▸ DIRECTIVE
Each line of the material below should be reproduced exactly.

▸ INFORMATION PROVIDED
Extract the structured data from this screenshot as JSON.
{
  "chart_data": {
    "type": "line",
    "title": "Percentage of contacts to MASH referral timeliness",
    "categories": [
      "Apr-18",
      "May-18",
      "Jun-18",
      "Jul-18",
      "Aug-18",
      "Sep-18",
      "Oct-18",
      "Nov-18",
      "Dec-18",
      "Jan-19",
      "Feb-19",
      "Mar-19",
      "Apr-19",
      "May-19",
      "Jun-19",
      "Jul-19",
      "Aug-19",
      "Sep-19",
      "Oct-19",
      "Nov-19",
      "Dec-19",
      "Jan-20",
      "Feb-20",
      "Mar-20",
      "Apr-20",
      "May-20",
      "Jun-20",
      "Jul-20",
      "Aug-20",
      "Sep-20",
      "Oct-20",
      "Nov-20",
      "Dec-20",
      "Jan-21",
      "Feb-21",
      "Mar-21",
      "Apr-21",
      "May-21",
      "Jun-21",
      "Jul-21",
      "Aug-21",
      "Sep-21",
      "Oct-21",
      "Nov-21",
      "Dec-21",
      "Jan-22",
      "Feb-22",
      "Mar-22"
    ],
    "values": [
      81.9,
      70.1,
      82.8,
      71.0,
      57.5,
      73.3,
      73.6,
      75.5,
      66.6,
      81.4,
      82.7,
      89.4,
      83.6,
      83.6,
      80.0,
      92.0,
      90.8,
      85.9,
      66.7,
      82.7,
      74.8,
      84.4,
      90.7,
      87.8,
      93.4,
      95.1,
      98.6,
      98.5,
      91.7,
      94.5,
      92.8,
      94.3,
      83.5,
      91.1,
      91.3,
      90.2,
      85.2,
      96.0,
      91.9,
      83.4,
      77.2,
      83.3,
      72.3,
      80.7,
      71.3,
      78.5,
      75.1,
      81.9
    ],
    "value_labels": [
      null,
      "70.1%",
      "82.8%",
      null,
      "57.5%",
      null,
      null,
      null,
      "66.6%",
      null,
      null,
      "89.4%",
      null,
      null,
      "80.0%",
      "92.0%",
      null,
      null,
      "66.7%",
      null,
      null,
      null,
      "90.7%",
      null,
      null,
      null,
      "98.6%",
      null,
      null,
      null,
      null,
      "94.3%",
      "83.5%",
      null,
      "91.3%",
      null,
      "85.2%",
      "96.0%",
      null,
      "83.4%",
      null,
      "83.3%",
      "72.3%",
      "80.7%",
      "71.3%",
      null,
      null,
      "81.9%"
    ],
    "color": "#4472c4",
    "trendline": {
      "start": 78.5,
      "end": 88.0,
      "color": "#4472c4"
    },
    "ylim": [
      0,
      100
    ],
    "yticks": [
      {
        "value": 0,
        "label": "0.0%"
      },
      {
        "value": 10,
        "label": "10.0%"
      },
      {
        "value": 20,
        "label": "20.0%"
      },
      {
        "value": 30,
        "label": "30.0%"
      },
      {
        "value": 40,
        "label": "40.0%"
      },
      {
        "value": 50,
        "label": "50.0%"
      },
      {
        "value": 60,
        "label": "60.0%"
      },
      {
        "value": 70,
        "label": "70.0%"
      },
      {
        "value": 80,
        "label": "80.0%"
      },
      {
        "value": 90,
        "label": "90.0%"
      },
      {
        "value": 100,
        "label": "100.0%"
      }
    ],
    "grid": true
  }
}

▸ RESPONSE TO THIS EXERCISE
Extract the structured data from this screenshot as JSON.
{
  "chart_data": {
    "type": "line",
    "title": "Percentage of contacts to MASH referral timeliness",
    "categories": [
      "Apr-18",
      "May-18",
      "Jun-18",
      "Jul-18",
      "Aug-18",
      "Sep-18",
      "Oct-18",
      "Nov-18",
      "Dec-18",
      "Jan-19",
      "Feb-19",
      "Mar-19",
      "Apr-19",
      "May-19",
      "Jun-19",
      "Jul-19",
      "Aug-19",
      "Sep-19",
      "Oct-19",
      "Nov-19",
      "Dec-19",
      "Jan-20",
      "Feb-20",
      "Mar-20",
      "Apr-20",
      "May-20",
      "Jun-20",
      "Jul-20",
      "Aug-20",
      "Sep-20",
      "Oct-20",
      "Nov-20",
      "Dec-20",
      "Jan-21",
      "Feb-21",
      "Mar-21",
      "Apr-21",
      "May-21",
      "Jun-21",
      "Jul-21",
      "Aug-21",
      "Sep-21",
      "Oct-21",
      "Nov-21",
      "Dec-21",
      "Jan-22",
      "Feb-22",
      "Mar-22"
    ],
    "values": [
      81.9,
      70.1,
      82.8,
      71.0,
      57.5,
      73.3,
      73.6,
      75.5,
      66.6,
      81.4,
      82.7,
      89.4,
      83.6,
      83.6,
      80.0,
      92.0,
      90.8,
      85.9,
      66.7,
      82.7,
      74.8,
      84.4,
      90.7,
      87.8,
      93.4,
      95.1,
      98.6,
      98.5,
      91.7,
      94.5,
      92.8,
      94.3,
      83.5,
      91.1,
      91.3,
      90.2,
      85.2,
      96.0,
      91.9,
      83.4,
      77.2,
      83.3,
      72.3,
      80.7,
      71.3,
      78.5,
      75.1,
      81.9
    ],
    "value_labels": [
      null,
      "70.1%",
      "82.8%",
      null,
      "57.5%",
      null,
      null,
      null,
      "66.6%",
      null,
      null,
      "89.4%",
      null,
      null,
      "80.0%",
      "92.0%",
      null,
      null,
      "66.7%",
      null,
      null,
      null,
      "90.7%",
      null,
      null,
      null,
      "98.6%",
      null,
      null,
      null,
      null,
      "94.3%",
      "83.5%",
      null,
      "91.3%",
      null,
      "85.2%",
      "96.0%",
      null,
      "83.4%",
      null,
      "83.3%",
      "72.3%",
      "80.7%",
      "71.3%",
      null,
      null,
      "81.9%"
    ],
    "color": "#4472c4",
    "trendline": {
      "start": 78.5,
      "end": 88.0,
      "color": "#4472c4"
    },
    "ylim": [
      0,
      100
    ],
    "yticks": [
      {
        "value": 0,
        "label": "0.0%"
      },
      {
        "value": 10,
        "label": "10.0%"
      },
      {
        "value": 20,
        "label": "20.0%"
      },
      {
        "value": 30,
        "label": "30.0%"
      },
      {
        "value": 40,
        "label": "40.0%"
      },
      {
        "value": 50,
        "label": "50.0%"
      },
      {
        "value": 60,
        "label": "60.0%"
      },
      {
        "value": 70,
        "label": "70.0%"
      },
      {
        "value": 80,
        "label": "80.0%"
      },
      {
        "value": 90,
        "label": "90.0%"
      },
      {
        "value": 100,
        "label": "100.0%"
      }
    ],
    "grid": true
  }
}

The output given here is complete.